-- Begin Entries provided --
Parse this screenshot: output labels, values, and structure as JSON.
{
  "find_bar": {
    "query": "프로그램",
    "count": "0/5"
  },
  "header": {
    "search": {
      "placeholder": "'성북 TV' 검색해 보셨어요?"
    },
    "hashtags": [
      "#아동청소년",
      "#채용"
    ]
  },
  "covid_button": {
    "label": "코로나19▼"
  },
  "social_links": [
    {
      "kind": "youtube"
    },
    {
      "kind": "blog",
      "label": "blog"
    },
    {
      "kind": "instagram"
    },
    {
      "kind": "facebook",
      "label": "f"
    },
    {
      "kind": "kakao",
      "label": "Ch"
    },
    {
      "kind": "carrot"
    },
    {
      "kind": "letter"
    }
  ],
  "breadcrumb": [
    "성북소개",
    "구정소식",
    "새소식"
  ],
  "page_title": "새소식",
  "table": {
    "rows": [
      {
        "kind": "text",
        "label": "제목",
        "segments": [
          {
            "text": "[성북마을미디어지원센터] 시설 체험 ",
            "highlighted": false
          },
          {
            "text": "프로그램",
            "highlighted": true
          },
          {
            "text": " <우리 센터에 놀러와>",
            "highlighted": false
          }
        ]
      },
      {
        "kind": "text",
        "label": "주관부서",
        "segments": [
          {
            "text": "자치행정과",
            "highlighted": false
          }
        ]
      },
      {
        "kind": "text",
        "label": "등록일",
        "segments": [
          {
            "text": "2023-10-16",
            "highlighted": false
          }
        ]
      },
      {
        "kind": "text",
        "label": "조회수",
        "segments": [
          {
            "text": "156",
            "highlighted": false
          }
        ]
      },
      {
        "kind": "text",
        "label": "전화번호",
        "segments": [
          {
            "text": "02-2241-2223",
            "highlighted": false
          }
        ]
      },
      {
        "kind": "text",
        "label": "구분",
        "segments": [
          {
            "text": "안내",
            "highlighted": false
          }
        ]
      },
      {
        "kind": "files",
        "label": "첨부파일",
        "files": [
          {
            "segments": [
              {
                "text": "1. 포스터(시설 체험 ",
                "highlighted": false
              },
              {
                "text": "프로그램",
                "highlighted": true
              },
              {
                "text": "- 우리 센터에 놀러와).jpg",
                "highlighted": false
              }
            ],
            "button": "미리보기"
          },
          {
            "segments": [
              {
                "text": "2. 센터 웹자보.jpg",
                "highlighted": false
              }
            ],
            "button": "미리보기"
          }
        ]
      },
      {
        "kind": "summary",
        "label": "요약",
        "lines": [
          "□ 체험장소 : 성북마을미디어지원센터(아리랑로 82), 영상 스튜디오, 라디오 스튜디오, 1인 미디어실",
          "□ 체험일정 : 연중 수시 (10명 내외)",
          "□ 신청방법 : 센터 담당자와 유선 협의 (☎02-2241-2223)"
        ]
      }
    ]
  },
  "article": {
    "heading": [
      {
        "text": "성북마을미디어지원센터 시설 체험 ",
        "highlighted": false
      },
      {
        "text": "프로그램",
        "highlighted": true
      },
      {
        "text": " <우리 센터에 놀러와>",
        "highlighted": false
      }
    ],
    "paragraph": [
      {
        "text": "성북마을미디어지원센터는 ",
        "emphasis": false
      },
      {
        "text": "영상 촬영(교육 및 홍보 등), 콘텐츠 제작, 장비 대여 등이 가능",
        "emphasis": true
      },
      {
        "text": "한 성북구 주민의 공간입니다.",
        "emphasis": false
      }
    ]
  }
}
-- End Entries provided --
== What the task asks ==
Using the listing above, say how many of its lines contain the string "true", giving nothing but the figure.

== Written reply ==
4